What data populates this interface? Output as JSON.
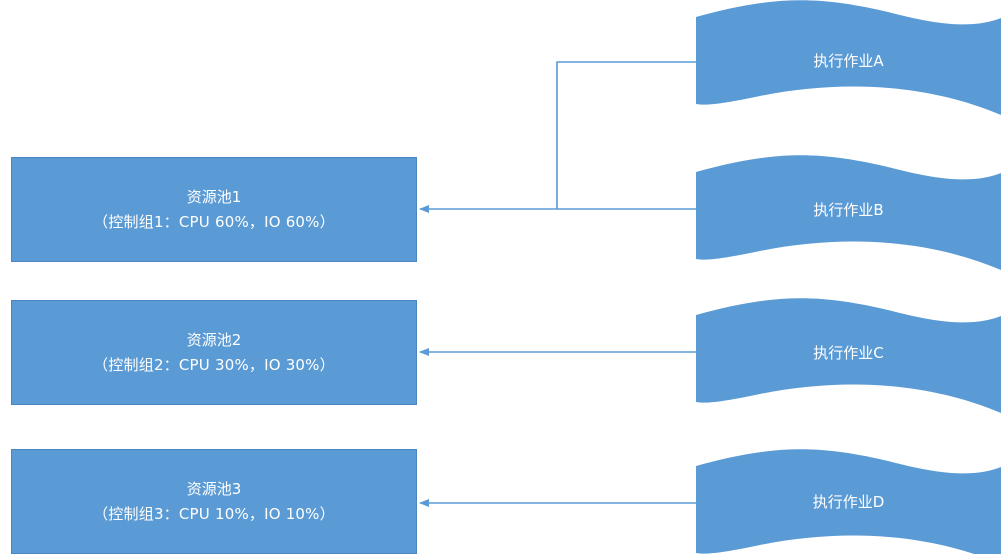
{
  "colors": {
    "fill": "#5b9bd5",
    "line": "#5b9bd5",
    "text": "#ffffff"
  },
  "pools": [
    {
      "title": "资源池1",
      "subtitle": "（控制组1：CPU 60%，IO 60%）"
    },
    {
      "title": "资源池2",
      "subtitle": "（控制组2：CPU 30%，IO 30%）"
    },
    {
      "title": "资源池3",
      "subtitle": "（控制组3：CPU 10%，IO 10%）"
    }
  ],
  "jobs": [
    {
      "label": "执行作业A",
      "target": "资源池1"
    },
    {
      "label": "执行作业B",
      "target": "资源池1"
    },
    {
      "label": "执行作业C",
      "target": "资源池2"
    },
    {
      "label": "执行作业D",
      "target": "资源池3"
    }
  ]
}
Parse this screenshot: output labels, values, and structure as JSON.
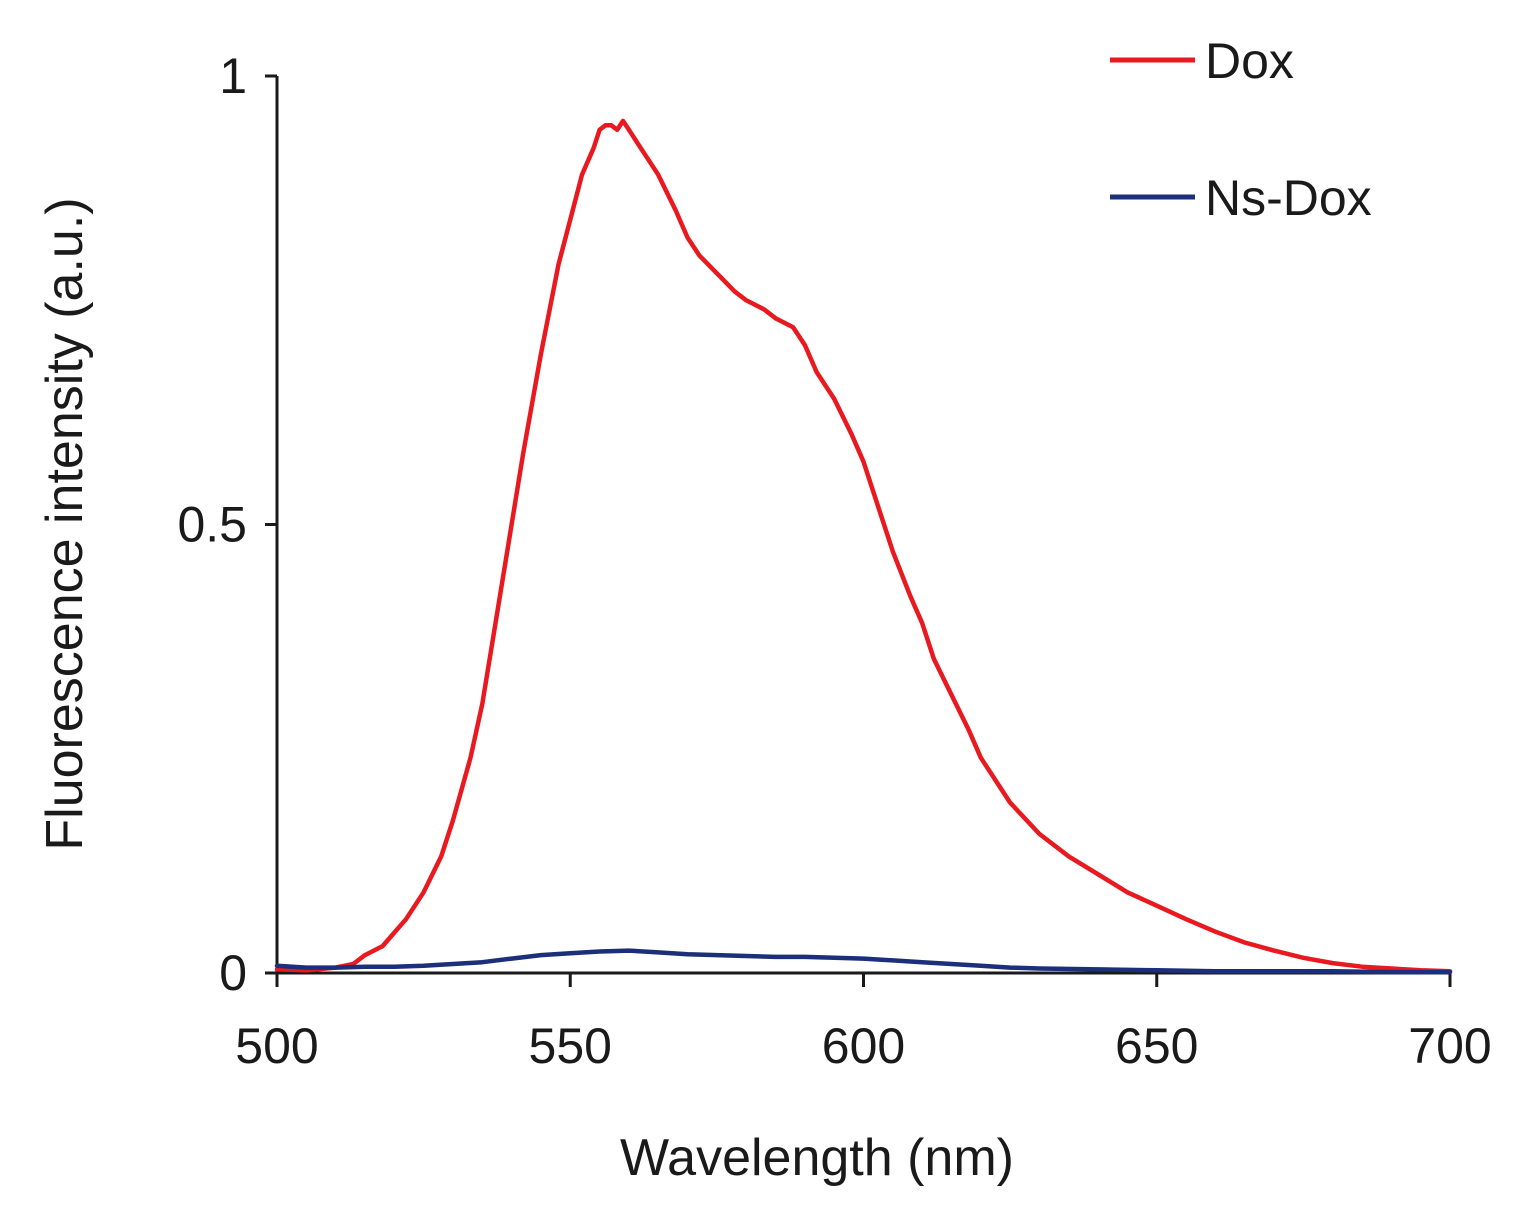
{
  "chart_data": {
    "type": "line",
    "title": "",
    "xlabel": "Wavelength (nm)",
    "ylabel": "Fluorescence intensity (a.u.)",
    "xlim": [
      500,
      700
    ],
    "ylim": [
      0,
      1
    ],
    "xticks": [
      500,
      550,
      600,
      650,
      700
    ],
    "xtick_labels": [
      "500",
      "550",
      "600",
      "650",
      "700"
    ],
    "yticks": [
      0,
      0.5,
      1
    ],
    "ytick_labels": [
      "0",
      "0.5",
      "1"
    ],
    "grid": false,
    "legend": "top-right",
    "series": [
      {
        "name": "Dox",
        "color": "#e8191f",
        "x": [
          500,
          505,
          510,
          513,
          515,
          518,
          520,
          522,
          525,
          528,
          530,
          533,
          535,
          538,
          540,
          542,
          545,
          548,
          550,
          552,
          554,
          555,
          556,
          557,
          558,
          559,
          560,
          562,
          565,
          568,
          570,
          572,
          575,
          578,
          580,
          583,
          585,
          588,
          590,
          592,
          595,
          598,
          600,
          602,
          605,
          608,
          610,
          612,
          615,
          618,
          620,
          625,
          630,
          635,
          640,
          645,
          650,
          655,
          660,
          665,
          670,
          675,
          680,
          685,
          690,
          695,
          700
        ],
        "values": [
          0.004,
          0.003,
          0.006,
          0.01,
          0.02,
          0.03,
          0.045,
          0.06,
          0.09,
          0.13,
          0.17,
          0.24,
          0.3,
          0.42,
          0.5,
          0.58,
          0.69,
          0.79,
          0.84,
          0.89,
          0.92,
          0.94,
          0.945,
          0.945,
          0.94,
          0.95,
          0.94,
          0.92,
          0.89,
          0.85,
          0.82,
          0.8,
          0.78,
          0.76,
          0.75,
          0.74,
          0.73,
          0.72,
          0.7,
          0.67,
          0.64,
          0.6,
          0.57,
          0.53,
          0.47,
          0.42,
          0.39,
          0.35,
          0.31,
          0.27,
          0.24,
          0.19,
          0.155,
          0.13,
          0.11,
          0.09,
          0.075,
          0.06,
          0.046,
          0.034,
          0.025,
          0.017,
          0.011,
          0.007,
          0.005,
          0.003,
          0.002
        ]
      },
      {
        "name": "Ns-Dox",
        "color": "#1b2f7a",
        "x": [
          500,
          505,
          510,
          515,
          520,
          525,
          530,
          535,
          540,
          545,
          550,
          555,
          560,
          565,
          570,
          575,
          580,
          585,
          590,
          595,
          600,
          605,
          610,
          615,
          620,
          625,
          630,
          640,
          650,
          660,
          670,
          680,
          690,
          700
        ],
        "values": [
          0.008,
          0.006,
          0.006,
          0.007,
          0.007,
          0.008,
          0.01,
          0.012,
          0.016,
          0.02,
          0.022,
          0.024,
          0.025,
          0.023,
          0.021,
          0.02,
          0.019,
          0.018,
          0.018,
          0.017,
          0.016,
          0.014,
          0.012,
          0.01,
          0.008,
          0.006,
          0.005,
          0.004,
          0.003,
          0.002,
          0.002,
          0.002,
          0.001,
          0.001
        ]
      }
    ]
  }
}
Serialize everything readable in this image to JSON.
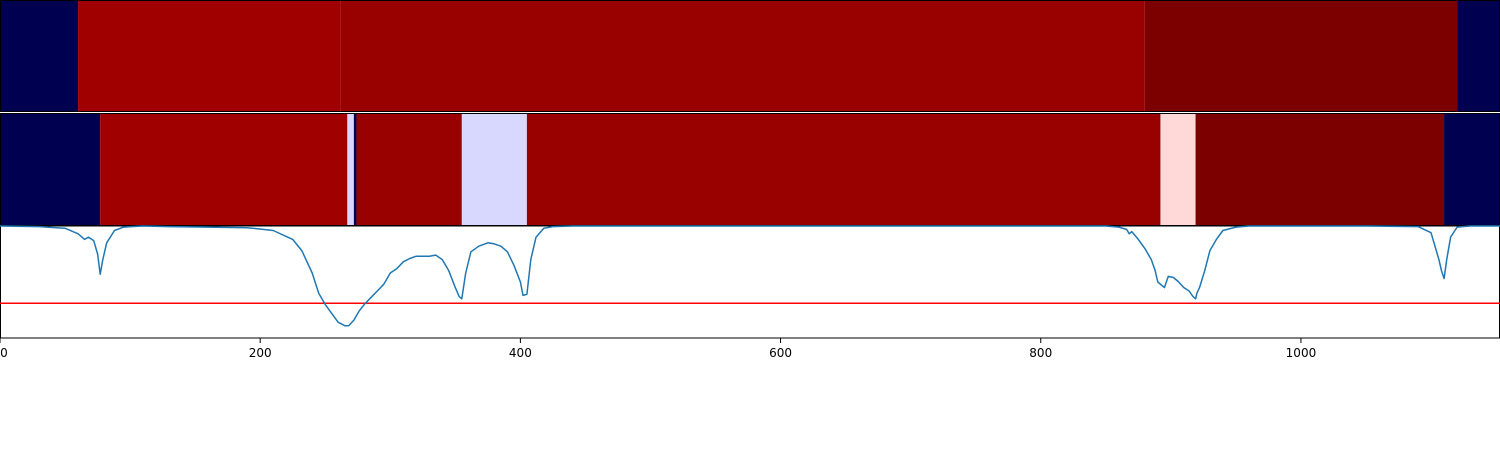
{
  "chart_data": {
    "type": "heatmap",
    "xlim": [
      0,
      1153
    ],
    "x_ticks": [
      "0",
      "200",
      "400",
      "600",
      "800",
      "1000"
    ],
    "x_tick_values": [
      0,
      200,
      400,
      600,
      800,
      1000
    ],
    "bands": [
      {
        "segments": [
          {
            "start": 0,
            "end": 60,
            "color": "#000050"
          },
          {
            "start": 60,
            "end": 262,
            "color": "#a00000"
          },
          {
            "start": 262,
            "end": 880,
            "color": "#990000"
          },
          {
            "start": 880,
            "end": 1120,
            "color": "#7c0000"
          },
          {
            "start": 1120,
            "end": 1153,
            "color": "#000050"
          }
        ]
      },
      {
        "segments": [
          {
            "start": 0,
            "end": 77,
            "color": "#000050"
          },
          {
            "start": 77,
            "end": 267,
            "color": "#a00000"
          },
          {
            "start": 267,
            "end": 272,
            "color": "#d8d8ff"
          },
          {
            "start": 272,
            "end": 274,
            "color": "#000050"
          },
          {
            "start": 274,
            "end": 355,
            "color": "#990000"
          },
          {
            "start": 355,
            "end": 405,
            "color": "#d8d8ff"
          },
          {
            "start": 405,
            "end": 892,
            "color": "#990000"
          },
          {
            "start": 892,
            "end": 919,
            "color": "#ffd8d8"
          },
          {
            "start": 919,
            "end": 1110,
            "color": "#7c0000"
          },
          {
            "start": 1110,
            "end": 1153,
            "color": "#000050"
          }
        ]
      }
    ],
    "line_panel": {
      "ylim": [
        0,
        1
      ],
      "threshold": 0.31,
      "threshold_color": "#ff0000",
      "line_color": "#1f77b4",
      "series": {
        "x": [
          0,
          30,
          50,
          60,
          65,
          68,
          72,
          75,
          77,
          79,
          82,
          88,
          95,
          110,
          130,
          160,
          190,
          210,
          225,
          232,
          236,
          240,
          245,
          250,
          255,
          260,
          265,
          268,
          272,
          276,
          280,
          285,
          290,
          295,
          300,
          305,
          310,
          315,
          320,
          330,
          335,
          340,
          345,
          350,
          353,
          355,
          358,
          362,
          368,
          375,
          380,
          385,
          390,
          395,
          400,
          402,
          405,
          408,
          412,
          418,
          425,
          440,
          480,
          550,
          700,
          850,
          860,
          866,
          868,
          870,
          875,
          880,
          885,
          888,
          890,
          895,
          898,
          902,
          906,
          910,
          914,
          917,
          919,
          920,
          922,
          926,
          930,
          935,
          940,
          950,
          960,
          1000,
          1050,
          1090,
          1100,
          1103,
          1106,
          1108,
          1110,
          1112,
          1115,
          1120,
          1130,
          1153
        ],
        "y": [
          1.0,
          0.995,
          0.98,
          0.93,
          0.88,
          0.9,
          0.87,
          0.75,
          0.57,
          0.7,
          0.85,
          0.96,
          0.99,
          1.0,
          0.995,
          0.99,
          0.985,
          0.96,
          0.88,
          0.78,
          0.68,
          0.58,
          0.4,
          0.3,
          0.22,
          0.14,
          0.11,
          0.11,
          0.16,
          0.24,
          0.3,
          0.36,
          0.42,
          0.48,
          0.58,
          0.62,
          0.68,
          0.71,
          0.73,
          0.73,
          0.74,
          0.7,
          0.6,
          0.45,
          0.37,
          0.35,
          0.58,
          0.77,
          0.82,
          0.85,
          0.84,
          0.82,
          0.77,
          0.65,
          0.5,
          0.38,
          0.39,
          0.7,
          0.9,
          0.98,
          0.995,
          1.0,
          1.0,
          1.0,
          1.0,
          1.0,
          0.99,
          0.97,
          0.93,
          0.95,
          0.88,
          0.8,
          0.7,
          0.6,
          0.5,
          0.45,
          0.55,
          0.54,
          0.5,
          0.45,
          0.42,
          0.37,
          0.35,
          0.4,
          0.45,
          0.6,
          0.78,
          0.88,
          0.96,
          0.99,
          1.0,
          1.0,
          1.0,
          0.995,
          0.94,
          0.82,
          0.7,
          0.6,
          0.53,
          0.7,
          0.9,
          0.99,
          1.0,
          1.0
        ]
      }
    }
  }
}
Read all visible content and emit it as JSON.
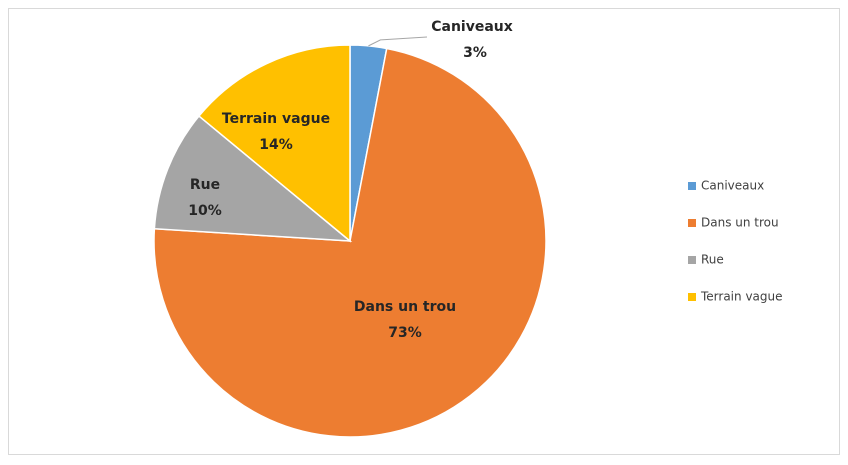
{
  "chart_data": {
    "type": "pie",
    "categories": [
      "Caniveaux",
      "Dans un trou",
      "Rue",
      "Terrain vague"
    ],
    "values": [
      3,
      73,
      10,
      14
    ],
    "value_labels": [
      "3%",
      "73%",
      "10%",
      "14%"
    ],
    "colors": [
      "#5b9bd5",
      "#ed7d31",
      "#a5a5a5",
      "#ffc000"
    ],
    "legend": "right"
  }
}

__PROBLEM STATEMENT__. Say how many lines in this listing hold the string "target", giving the count and nothing more.

__TASK ANSWER__. 4